(EXERCISE GOAL):
Only the number is wanted: how many lines in the data contain "Laurier"?

(EXTRACTED INFORMATION):
☆ ☆ ☆

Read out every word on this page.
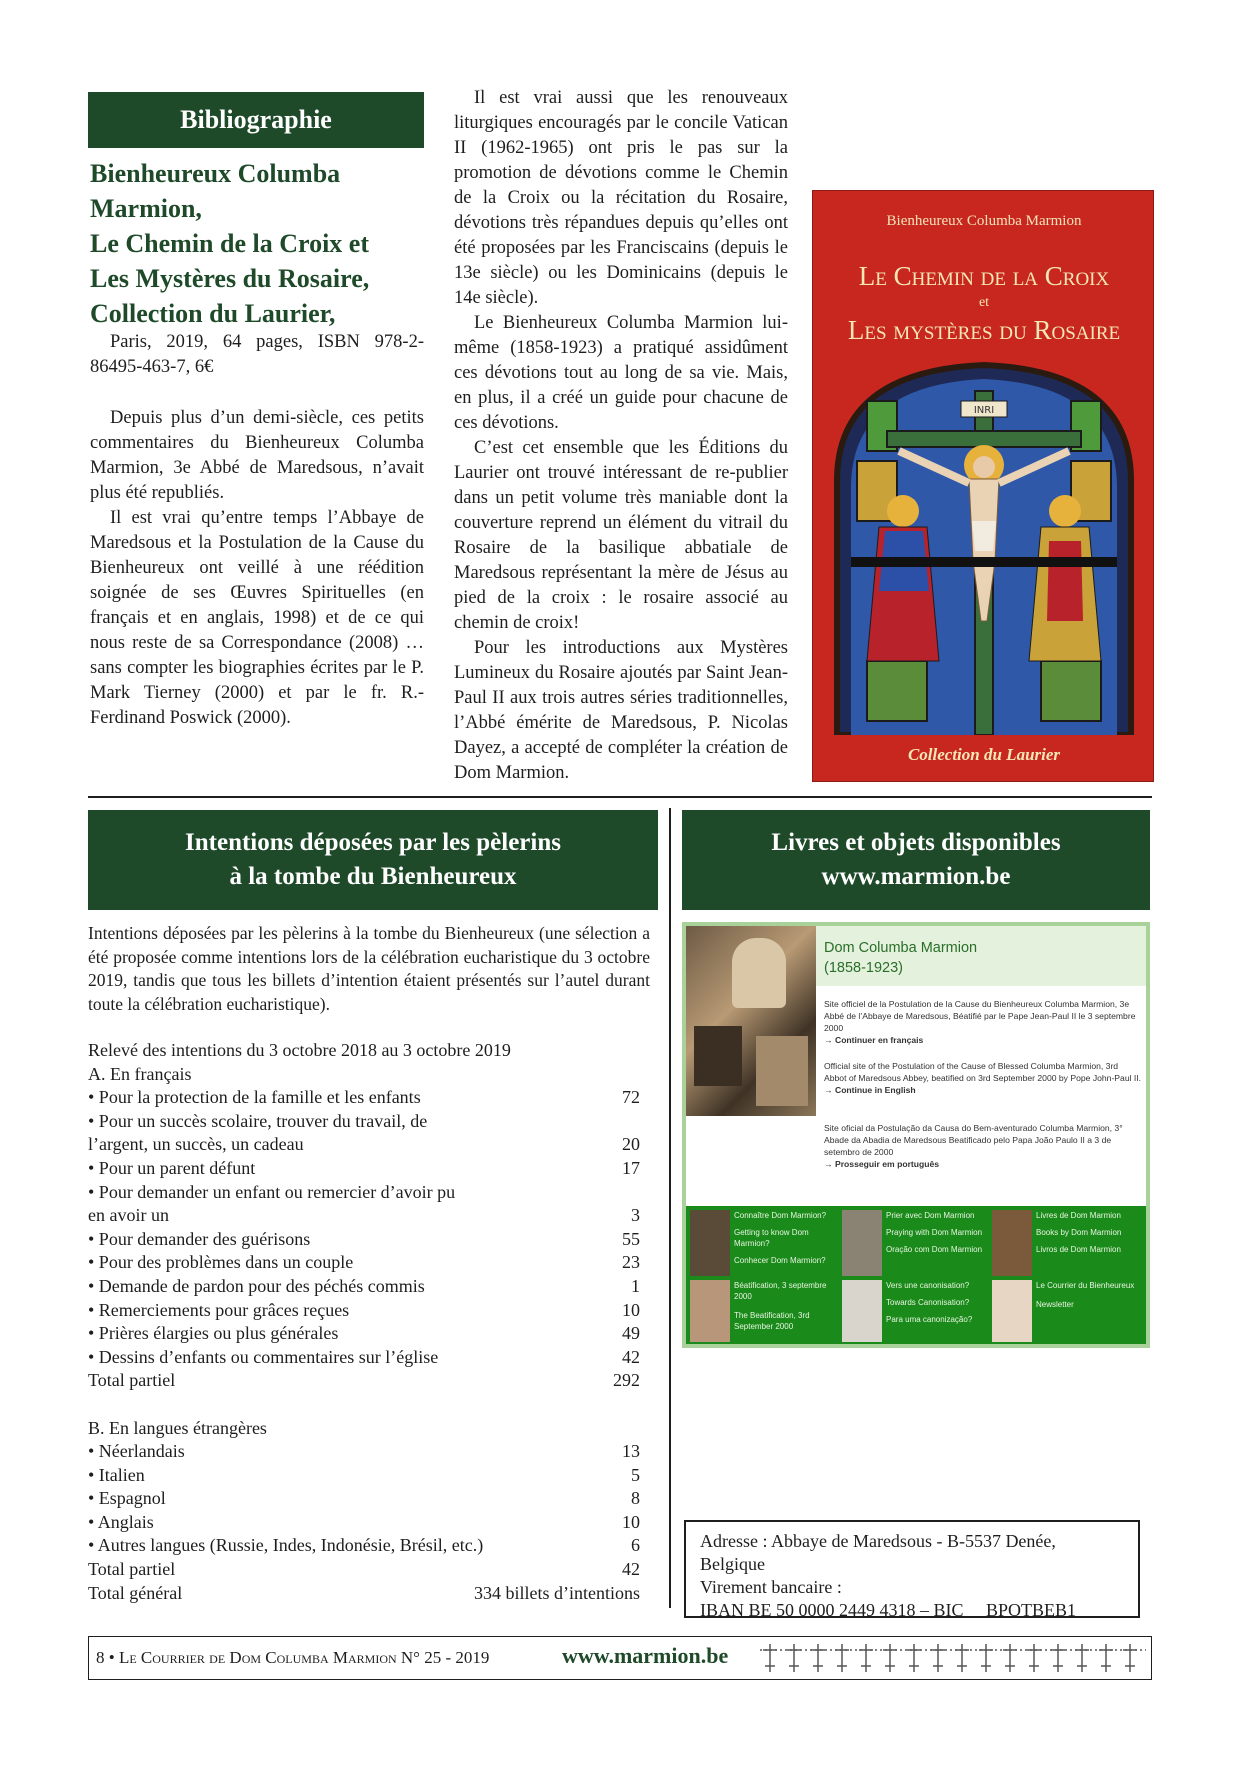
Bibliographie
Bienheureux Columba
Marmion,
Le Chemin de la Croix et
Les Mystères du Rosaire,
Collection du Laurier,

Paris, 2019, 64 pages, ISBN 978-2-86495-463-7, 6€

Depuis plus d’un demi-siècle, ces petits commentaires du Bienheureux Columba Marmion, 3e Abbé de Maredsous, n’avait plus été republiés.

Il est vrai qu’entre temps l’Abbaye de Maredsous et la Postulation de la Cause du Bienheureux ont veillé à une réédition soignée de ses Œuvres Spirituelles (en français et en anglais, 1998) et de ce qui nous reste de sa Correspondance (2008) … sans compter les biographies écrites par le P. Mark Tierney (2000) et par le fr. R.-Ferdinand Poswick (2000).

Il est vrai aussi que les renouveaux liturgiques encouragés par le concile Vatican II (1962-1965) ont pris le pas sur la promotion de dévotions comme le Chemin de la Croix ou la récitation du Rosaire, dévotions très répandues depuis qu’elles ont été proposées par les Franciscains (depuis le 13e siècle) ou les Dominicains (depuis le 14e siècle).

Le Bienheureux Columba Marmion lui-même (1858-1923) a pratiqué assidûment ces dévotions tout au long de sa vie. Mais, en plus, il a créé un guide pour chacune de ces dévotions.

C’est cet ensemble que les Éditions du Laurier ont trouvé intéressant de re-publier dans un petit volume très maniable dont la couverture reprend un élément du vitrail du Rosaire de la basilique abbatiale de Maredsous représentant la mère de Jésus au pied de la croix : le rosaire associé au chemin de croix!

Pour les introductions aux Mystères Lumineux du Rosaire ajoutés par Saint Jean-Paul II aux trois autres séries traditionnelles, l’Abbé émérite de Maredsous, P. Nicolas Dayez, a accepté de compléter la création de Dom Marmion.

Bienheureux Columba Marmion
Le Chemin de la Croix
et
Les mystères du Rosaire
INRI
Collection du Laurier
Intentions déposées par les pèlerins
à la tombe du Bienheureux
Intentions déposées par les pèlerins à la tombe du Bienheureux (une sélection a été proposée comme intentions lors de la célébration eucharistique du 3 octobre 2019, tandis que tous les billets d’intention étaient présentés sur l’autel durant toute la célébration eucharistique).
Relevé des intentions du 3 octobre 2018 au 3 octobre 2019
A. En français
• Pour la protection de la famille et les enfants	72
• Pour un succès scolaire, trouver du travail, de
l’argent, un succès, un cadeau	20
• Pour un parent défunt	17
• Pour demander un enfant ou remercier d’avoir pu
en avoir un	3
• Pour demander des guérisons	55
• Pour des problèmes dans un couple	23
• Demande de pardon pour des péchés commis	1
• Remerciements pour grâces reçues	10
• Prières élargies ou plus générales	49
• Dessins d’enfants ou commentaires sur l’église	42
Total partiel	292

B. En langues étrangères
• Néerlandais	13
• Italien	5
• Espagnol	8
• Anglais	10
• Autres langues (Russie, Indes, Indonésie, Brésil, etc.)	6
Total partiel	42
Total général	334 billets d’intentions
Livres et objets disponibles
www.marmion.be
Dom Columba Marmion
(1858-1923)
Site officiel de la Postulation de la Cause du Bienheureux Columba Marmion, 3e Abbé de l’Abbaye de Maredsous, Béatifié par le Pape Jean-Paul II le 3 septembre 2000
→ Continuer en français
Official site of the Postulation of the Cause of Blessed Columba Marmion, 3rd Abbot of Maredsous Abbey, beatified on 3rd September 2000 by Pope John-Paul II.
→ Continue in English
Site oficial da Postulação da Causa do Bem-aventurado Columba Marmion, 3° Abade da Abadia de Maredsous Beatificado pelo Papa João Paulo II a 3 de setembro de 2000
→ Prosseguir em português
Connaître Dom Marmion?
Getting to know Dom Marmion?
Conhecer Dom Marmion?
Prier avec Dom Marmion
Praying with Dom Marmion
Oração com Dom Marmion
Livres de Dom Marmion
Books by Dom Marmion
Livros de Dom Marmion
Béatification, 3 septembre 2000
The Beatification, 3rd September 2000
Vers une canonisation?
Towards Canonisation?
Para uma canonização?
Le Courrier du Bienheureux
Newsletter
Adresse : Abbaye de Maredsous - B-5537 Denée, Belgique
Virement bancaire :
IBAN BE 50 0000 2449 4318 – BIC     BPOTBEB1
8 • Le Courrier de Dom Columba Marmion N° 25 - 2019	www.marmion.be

☆ ☆ ☆

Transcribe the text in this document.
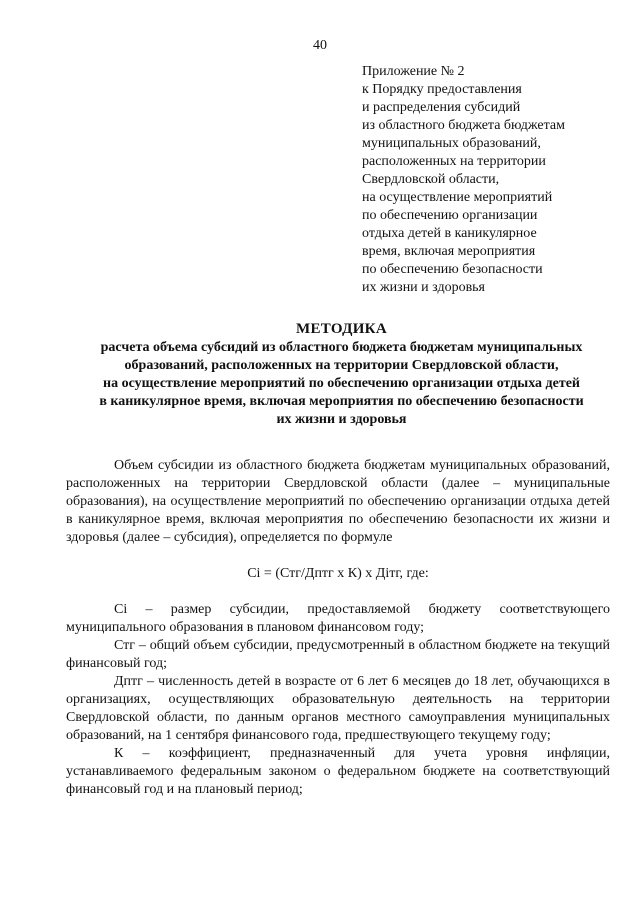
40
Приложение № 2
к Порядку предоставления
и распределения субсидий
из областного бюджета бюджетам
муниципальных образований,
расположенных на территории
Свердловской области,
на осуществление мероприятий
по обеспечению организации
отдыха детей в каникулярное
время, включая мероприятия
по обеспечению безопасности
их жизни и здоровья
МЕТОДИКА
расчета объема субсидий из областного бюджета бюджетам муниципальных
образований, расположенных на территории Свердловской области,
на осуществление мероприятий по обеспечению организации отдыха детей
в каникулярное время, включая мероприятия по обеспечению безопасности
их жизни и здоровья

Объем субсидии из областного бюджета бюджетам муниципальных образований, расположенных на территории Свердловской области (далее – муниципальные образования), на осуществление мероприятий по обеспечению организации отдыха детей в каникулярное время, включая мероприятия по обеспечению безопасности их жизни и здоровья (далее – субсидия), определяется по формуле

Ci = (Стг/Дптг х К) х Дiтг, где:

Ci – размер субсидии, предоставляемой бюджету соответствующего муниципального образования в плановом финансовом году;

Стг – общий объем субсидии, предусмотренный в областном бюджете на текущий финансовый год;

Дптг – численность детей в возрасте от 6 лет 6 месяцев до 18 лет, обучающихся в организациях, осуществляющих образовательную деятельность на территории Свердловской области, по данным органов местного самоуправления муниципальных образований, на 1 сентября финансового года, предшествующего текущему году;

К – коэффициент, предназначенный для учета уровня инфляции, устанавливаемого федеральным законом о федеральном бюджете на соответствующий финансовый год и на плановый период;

☆ ☆ ☆

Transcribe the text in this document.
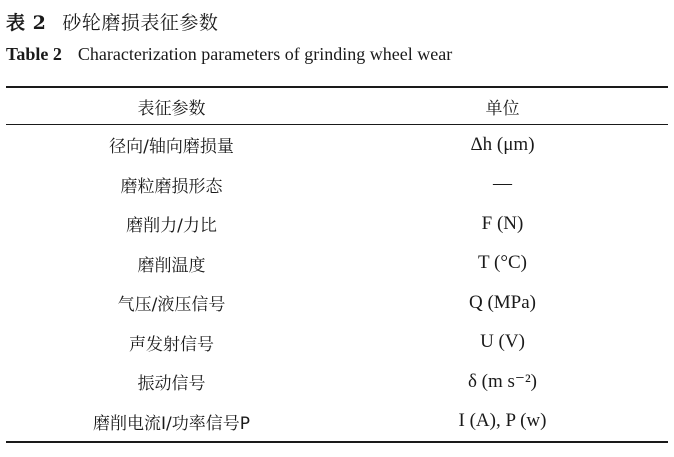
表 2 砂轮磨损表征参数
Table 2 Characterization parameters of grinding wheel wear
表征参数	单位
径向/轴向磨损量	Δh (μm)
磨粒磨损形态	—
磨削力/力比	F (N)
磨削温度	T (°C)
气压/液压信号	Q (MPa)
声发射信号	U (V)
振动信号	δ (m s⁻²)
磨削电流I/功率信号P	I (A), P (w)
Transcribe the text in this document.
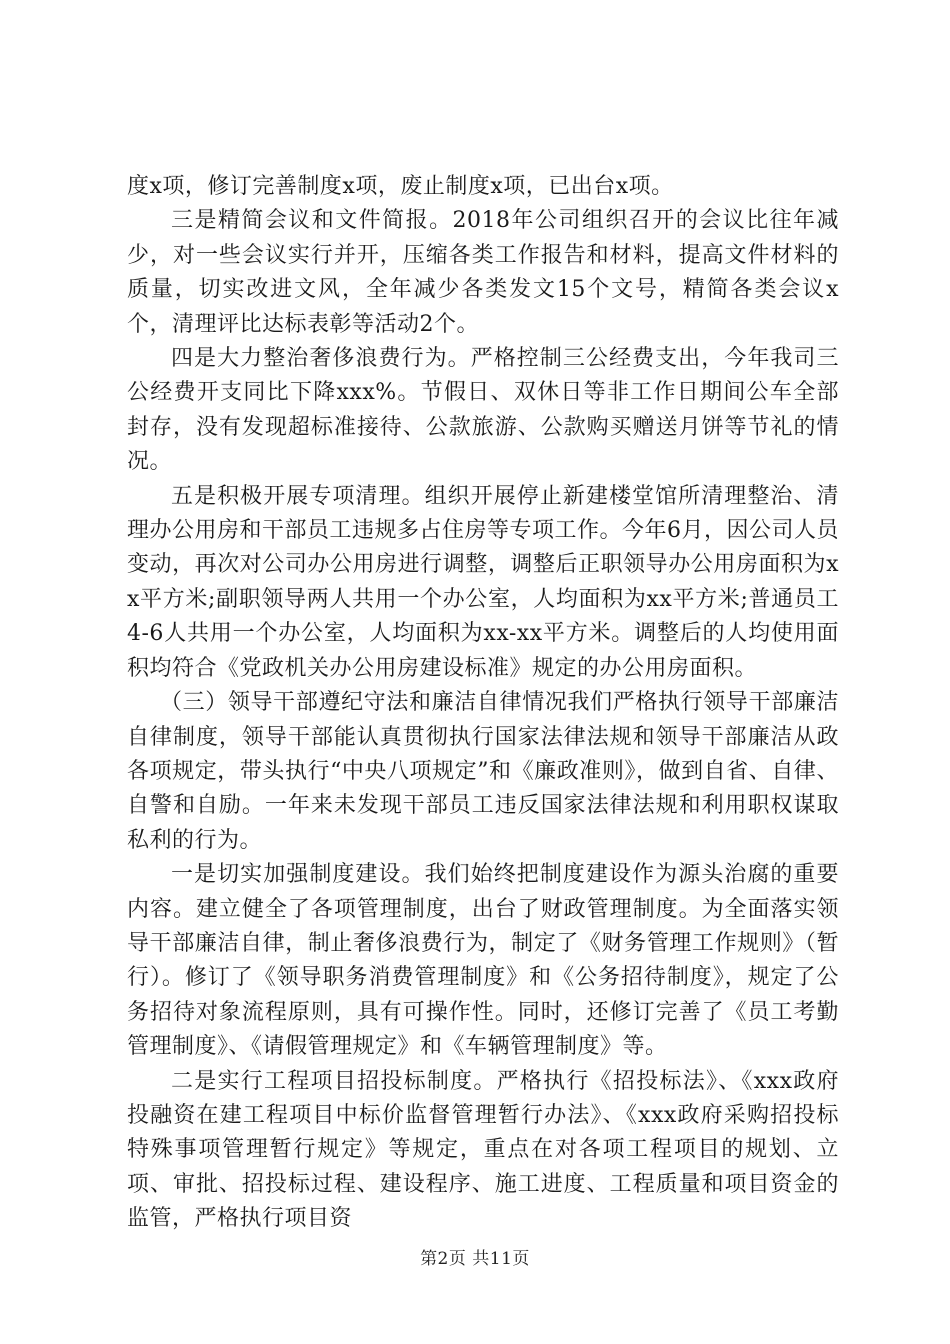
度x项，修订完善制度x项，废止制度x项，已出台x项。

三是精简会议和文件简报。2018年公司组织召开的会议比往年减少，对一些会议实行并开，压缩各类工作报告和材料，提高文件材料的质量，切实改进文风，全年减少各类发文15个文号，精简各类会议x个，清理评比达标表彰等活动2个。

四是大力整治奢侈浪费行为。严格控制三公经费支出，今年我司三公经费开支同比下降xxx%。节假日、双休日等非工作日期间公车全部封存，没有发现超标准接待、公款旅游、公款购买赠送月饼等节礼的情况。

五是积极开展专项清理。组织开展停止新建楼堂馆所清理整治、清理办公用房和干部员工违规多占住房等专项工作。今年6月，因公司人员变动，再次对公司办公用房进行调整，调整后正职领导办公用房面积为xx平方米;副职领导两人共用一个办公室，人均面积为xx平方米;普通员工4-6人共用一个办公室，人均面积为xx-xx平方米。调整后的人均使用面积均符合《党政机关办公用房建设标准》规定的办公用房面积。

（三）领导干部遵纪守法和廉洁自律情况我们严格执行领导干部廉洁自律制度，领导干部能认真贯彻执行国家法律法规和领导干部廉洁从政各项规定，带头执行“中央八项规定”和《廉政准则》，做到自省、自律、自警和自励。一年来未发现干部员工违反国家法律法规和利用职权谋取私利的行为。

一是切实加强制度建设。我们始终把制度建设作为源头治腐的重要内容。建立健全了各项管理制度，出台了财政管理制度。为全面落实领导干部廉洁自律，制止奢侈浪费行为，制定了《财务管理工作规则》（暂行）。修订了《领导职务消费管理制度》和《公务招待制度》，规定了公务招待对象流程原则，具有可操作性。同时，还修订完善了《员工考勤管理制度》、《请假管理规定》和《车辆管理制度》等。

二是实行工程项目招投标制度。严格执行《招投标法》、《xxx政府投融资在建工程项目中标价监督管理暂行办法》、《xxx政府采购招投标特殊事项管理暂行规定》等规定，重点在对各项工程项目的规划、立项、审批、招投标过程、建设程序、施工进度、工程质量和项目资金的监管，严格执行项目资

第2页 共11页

☆ ☆ ☆

(WRITTEN RESPONSE):
3